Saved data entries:
┄┄┄┄┄┄
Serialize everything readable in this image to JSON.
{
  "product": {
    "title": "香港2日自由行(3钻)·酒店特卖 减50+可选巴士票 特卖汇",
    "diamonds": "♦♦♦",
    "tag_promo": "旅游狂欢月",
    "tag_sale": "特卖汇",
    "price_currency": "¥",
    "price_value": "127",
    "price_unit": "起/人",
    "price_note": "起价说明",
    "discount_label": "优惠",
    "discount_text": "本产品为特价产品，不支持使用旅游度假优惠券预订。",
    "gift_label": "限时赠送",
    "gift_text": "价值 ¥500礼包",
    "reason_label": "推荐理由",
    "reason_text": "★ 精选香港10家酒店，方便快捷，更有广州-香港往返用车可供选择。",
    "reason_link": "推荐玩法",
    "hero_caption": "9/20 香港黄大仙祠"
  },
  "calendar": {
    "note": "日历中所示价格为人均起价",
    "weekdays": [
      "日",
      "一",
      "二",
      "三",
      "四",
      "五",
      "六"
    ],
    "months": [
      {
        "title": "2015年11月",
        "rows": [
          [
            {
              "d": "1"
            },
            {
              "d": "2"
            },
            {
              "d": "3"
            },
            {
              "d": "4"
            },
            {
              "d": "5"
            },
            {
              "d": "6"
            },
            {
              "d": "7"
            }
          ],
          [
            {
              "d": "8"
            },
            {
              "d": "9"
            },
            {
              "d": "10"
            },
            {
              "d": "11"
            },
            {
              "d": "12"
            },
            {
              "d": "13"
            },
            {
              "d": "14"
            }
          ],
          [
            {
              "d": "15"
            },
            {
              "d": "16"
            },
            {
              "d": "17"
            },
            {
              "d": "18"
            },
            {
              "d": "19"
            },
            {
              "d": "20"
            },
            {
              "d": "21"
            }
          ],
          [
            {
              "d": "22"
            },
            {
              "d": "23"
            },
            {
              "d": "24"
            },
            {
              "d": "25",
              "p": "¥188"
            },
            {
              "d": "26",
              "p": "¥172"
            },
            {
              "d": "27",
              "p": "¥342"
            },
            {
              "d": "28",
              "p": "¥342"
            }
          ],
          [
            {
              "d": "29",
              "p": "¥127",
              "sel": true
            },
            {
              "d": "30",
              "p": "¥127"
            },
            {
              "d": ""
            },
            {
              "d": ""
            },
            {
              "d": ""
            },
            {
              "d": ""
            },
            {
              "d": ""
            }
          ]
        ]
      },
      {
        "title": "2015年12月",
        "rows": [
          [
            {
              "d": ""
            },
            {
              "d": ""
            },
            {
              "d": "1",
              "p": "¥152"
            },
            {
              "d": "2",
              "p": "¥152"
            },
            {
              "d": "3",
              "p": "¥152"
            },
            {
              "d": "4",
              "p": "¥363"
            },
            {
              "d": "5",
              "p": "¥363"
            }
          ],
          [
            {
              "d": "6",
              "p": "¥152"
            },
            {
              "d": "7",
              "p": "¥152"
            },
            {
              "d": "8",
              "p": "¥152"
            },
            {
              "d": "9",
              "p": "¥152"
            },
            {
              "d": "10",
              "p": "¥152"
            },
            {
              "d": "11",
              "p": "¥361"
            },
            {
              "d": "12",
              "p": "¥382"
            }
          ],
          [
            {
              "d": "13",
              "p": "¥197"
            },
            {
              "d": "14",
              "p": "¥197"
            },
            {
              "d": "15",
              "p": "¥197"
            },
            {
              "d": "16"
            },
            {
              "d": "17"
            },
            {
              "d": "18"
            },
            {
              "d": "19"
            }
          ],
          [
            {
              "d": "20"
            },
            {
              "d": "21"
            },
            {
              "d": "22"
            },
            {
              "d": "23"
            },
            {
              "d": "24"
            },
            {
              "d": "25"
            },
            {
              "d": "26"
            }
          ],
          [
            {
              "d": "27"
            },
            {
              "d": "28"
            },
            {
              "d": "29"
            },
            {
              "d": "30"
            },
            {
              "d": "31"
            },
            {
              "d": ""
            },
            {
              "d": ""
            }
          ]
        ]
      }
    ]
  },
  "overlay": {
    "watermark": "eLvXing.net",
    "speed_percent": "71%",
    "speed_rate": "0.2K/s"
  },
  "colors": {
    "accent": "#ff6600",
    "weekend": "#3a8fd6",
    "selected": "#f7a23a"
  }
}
┄┄┄┄┄┄
WORK REQUIRED: Using the data above, reproduce every line exactly.

TASK OUTPUT:
Serialize everything readable in this image to JSON.
{
  "product": {
    "title": "香港2日自由行(3钻)·酒店特卖 减50+可选巴士票 特卖汇",
    "diamonds": "♦♦♦",
    "tag_promo": "旅游狂欢月",
    "tag_sale": "特卖汇",
    "price_currency": "¥",
    "price_value": "127",
    "price_unit": "起/人",
    "price_note": "起价说明",
    "discount_label": "优惠",
    "discount_text": "本产品为特价产品，不支持使用旅游度假优惠券预订。",
    "gift_label": "限时赠送",
    "gift_text": "价值 ¥500礼包",
    "reason_label": "推荐理由",
    "reason_text": "★ 精选香港10家酒店，方便快捷，更有广州-香港往返用车可供选择。",
    "reason_link": "推荐玩法",
    "hero_caption": "9/20 香港黄大仙祠"
  },
  "calendar": {
    "note": "日历中所示价格为人均起价",
    "weekdays": [
      "日",
      "一",
      "二",
      "三",
      "四",
      "五",
      "六"
    ],
    "months": [
      {
        "title": "2015年11月",
        "rows": [
          [
            {
              "d": "1"
            },
            {
              "d": "2"
            },
            {
              "d": "3"
            },
            {
              "d": "4"
            },
            {
              "d": "5"
            },
            {
              "d": "6"
            },
            {
              "d": "7"
            }
          ],
          [
            {
              "d": "8"
            },
            {
              "d": "9"
            },
            {
              "d": "10"
            },
            {
              "d": "11"
            },
            {
              "d": "12"
            },
            {
              "d": "13"
            },
            {
              "d": "14"
            }
          ],
          [
            {
              "d": "15"
            },
            {
              "d": "16"
            },
            {
              "d": "17"
            },
            {
              "d": "18"
            },
            {
              "d": "19"
            },
            {
              "d": "20"
            },
            {
              "d": "21"
            }
          ],
          [
            {
              "d": "22"
            },
            {
              "d": "23"
            },
            {
              "d": "24"
            },
            {
              "d": "25",
              "p": "¥188"
            },
            {
              "d": "26",
              "p": "¥172"
            },
            {
              "d": "27",
              "p": "¥342"
            },
            {
              "d": "28",
              "p": "¥342"
            }
          ],
          [
            {
              "d": "29",
              "p": "¥127",
              "sel": true
            },
            {
              "d": "30",
              "p": "¥127"
            },
            {
              "d": ""
            },
            {
              "d": ""
            },
            {
              "d": ""
            },
            {
              "d": ""
            },
            {
              "d": ""
            }
          ]
        ]
      },
      {
        "title": "2015年12月",
        "rows": [
          [
            {
              "d": ""
            },
            {
              "d": ""
            },
            {
              "d": "1",
              "p": "¥152"
            },
            {
              "d": "2",
              "p": "¥152"
            },
            {
              "d": "3",
              "p": "¥152"
            },
            {
              "d": "4",
              "p": "¥363"
            },
            {
              "d": "5",
              "p": "¥363"
            }
          ],
          [
            {
              "d": "6",
              "p": "¥152"
            },
            {
              "d": "7",
              "p": "¥152"
            },
            {
              "d": "8",
              "p": "¥152"
            },
            {
              "d": "9",
              "p": "¥152"
            },
            {
              "d": "10",
              "p": "¥152"
            },
            {
              "d": "11",
              "p": "¥361"
            },
            {
              "d": "12",
              "p": "¥382"
            }
          ],
          [
            {
              "d": "13",
              "p": "¥197"
            },
            {
              "d": "14",
              "p": "¥197"
            },
            {
              "d": "15",
              "p": "¥197"
            },
            {
              "d": "16"
            },
            {
              "d": "17"
            },
            {
              "d": "18"
            },
            {
              "d": "19"
            }
          ],
          [
            {
              "d": "20"
            },
            {
              "d": "21"
            },
            {
              "d": "22"
            },
            {
              "d": "23"
            },
            {
              "d": "24"
            },
            {
              "d": "25"
            },
            {
              "d": "26"
            }
          ],
          [
            {
              "d": "27"
            },
            {
              "d": "28"
            },
            {
              "d": "29"
            },
            {
              "d": "30"
            },
            {
              "d": "31"
            },
            {
              "d": ""
            },
            {
              "d": ""
            }
          ]
        ]
      }
    ]
  },
  "overlay": {
    "watermark": "eLvXing.net",
    "speed_percent": "71%",
    "speed_rate": "0.2K/s"
  },
  "colors": {
    "accent": "#ff6600",
    "weekend": "#3a8fd6",
    "selected": "#f7a23a"
  }
}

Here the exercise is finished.